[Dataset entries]
+===+

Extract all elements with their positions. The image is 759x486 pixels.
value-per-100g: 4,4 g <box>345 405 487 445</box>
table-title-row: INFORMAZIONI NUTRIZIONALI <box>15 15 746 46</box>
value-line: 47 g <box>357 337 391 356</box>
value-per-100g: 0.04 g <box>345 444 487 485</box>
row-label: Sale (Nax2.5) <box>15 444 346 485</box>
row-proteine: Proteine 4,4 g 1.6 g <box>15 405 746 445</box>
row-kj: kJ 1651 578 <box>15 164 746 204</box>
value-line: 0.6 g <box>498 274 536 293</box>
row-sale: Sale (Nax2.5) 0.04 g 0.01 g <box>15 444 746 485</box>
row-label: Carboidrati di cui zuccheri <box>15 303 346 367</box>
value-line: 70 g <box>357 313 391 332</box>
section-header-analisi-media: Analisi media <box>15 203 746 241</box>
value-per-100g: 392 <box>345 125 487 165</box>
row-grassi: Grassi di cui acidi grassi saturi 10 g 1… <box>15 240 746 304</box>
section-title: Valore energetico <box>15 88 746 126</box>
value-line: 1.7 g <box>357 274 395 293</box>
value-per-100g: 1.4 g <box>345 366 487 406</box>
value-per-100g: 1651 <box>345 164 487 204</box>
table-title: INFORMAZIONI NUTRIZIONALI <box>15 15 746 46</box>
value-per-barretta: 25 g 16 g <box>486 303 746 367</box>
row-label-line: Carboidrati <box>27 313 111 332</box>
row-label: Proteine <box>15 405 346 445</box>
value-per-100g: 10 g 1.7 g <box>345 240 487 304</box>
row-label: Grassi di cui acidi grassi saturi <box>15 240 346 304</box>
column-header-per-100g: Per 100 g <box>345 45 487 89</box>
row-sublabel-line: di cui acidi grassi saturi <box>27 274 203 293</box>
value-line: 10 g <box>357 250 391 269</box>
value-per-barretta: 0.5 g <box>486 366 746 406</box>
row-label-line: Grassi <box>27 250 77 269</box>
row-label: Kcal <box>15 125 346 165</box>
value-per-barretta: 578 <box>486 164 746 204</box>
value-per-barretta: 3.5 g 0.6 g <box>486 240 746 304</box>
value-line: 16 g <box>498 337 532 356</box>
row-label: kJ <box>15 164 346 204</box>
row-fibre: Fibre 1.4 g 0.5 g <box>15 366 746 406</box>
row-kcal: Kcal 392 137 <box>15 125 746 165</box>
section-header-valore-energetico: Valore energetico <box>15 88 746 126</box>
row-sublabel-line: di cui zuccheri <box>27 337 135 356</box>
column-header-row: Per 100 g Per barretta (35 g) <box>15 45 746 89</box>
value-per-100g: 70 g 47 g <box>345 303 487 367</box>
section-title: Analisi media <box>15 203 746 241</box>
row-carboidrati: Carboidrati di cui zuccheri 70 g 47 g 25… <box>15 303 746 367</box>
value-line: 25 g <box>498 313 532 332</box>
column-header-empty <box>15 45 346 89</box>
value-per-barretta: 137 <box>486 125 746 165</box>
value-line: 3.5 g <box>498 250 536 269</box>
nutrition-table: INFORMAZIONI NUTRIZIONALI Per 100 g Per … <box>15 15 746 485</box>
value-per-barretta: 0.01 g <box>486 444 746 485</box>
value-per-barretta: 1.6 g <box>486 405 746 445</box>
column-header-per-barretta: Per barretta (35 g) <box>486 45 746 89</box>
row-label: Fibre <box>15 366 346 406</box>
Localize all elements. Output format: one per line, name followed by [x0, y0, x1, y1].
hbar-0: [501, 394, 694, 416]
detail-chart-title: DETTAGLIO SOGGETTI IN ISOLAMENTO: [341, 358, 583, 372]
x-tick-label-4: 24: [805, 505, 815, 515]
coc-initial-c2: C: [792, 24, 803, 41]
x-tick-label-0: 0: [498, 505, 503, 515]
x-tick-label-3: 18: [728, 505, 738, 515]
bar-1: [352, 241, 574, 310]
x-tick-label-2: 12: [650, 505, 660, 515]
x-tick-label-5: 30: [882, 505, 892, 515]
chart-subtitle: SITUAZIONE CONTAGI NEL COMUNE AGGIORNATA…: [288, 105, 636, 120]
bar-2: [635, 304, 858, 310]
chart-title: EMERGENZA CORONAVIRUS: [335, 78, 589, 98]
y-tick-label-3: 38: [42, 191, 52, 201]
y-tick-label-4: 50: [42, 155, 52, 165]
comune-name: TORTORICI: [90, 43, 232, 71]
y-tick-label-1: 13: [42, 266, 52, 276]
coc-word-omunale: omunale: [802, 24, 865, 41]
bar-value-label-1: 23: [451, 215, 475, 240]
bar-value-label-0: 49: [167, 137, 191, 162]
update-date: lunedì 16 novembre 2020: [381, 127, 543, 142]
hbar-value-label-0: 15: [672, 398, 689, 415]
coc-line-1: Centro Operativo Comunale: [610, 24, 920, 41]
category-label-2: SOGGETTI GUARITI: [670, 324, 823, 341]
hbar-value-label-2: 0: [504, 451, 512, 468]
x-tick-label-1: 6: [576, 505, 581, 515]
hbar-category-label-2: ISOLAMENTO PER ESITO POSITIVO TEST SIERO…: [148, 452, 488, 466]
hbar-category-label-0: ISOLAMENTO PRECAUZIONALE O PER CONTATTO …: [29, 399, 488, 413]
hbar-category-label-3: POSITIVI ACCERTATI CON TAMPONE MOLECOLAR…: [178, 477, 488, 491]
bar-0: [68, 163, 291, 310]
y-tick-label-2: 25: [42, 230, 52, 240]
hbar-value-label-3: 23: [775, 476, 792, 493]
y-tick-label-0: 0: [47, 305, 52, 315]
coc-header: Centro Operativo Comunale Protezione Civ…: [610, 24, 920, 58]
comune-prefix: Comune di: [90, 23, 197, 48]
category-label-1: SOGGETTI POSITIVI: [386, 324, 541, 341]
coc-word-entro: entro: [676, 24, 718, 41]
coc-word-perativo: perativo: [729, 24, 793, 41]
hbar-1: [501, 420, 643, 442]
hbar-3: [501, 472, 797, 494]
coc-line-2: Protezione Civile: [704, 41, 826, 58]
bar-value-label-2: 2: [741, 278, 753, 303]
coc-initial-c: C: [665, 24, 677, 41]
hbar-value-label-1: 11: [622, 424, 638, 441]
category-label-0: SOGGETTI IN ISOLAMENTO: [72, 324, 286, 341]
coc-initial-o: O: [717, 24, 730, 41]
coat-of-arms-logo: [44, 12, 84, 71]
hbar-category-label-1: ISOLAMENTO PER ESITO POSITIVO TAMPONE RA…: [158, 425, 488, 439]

+===+

Task description: The complete data above is to be written out again as it stands.

Task result:
Extract all elements with their positions. The image is 759x486 pixels.
value-per-100g: 4,4 g <box>345 405 487 445</box>
table-title-row: INFORMAZIONI NUTRIZIONALI <box>15 15 746 46</box>
value-line: 47 g <box>357 337 391 356</box>
value-per-100g: 0.04 g <box>345 444 487 485</box>
row-label: Sale (Nax2.5) <box>15 444 346 485</box>
row-proteine: Proteine 4,4 g 1.6 g <box>15 405 746 445</box>
row-kj: kJ 1651 578 <box>15 164 746 204</box>
value-line: 0.6 g <box>498 274 536 293</box>
row-sale: Sale (Nax2.5) 0.04 g 0.01 g <box>15 444 746 485</box>
row-label: Carboidrati di cui zuccheri <box>15 303 346 367</box>
value-line: 70 g <box>357 313 391 332</box>
section-header-analisi-media: Analisi media <box>15 203 746 241</box>
value-per-100g: 392 <box>345 125 487 165</box>
row-grassi: Grassi di cui acidi grassi saturi 10 g 1… <box>15 240 746 304</box>
section-title: Valore energetico <box>15 88 746 126</box>
value-line: 1.7 g <box>357 274 395 293</box>
value-per-100g: 1.4 g <box>345 366 487 406</box>
value-per-100g: 1651 <box>345 164 487 204</box>
table-title: INFORMAZIONI NUTRIZIONALI <box>15 15 746 46</box>
value-per-barretta: 25 g 16 g <box>486 303 746 367</box>
row-label-line: Carboidrati <box>27 313 111 332</box>
row-label: Proteine <box>15 405 346 445</box>
value-per-100g: 10 g 1.7 g <box>345 240 487 304</box>
row-label: Grassi di cui acidi grassi saturi <box>15 240 346 304</box>
column-header-per-100g: Per 100 g <box>345 45 487 89</box>
row-sublabel-line: di cui acidi grassi saturi <box>27 274 203 293</box>
value-line: 10 g <box>357 250 391 269</box>
value-per-barretta: 0.5 g <box>486 366 746 406</box>
row-label-line: Grassi <box>27 250 77 269</box>
row-label: Kcal <box>15 125 346 165</box>
value-per-barretta: 578 <box>486 164 746 204</box>
value-per-barretta: 3.5 g 0.6 g <box>486 240 746 304</box>
value-line: 16 g <box>498 337 532 356</box>
row-label: kJ <box>15 164 346 204</box>
row-fibre: Fibre 1.4 g 0.5 g <box>15 366 746 406</box>
row-kcal: Kcal 392 137 <box>15 125 746 165</box>
section-header-valore-energetico: Valore energetico <box>15 88 746 126</box>
row-sublabel-line: di cui zuccheri <box>27 337 135 356</box>
column-header-row: Per 100 g Per barretta (35 g) <box>15 45 746 89</box>
value-per-100g: 70 g 47 g <box>345 303 487 367</box>
section-title: Analisi media <box>15 203 746 241</box>
row-carboidrati: Carboidrati di cui zuccheri 70 g 47 g 25… <box>15 303 746 367</box>
value-line: 25 g <box>498 313 532 332</box>
column-header-empty <box>15 45 346 89</box>
value-per-barretta: 137 <box>486 125 746 165</box>
value-line: 3.5 g <box>498 250 536 269</box>
nutrition-table: INFORMAZIONI NUTRIZIONALI Per 100 g Per … <box>15 15 746 485</box>
value-per-barretta: 0.01 g <box>486 444 746 485</box>
value-per-barretta: 1.6 g <box>486 405 746 445</box>
column-header-per-barretta: Per barretta (35 g) <box>486 45 746 89</box>
row-label: Fibre <box>15 366 346 406</box>
Localize all elements. Output format: one per line, name followed by [x0, y0, x1, y1].
hbar-0: [501, 394, 694, 416]
detail-chart-title: DETTAGLIO SOGGETTI IN ISOLAMENTO: [341, 358, 583, 372]
x-tick-label-4: 24: [805, 505, 815, 515]
coc-initial-c2: C: [792, 24, 803, 41]
x-tick-label-0: 0: [498, 505, 503, 515]
x-tick-label-3: 18: [728, 505, 738, 515]
bar-1: [352, 241, 574, 310]
x-tick-label-2: 12: [650, 505, 660, 515]
x-tick-label-5: 30: [882, 505, 892, 515]
chart-subtitle: SITUAZIONE CONTAGI NEL COMUNE AGGIORNATA…: [288, 105, 636, 120]
bar-2: [635, 304, 858, 310]
chart-title: EMERGENZA CORONAVIRUS: [335, 78, 589, 98]
y-tick-label-3: 38: [42, 191, 52, 201]
y-tick-label-4: 50: [42, 155, 52, 165]
comune-name: TORTORICI: [90, 43, 232, 71]
y-tick-label-1: 13: [42, 266, 52, 276]
coc-word-omunale: omunale: [802, 24, 865, 41]
bar-value-label-1: 23: [451, 215, 475, 240]
bar-value-label-0: 49: [167, 137, 191, 162]
update-date: lunedì 16 novembre 2020: [381, 127, 543, 142]
hbar-value-label-0: 15: [672, 398, 689, 415]
coc-line-1: Centro Operativo Comunale: [610, 24, 920, 41]
category-label-2: SOGGETTI GUARITI: [670, 324, 823, 341]
hbar-value-label-2: 0: [504, 451, 512, 468]
x-tick-label-1: 6: [576, 505, 581, 515]
hbar-category-label-2: ISOLAMENTO PER ESITO POSITIVO TEST SIERO…: [148, 452, 488, 466]
hbar-category-label-0: ISOLAMENTO PRECAUZIONALE O PER CONTATTO …: [29, 399, 488, 413]
hbar-category-label-3: POSITIVI ACCERTATI CON TAMPONE MOLECOLAR…: [178, 477, 488, 491]
bar-0: [68, 163, 291, 310]
y-tick-label-2: 25: [42, 230, 52, 240]
hbar-value-label-3: 23: [775, 476, 792, 493]
y-tick-label-0: 0: [47, 305, 52, 315]
coc-header: Centro Operativo Comunale Protezione Civ…: [610, 24, 920, 58]
comune-prefix: Comune di: [90, 23, 197, 48]
category-label-1: SOGGETTI POSITIVI: [386, 324, 541, 341]
coc-word-entro: entro: [676, 24, 718, 41]
coc-word-perativo: perativo: [729, 24, 793, 41]
hbar-1: [501, 420, 643, 442]
hbar-3: [501, 472, 797, 494]
coc-line-2: Protezione Civile: [704, 41, 826, 58]
bar-value-label-2: 2: [741, 278, 753, 303]
coc-initial-c: C: [665, 24, 677, 41]
hbar-value-label-1: 11: [622, 424, 638, 441]
category-label-0: SOGGETTI IN ISOLAMENTO: [72, 324, 286, 341]
coc-initial-o: O: [717, 24, 730, 41]
coat-of-arms-logo: [44, 12, 84, 71]
hbar-category-label-1: ISOLAMENTO PER ESITO POSITIVO TAMPONE RA…: [158, 425, 488, 439]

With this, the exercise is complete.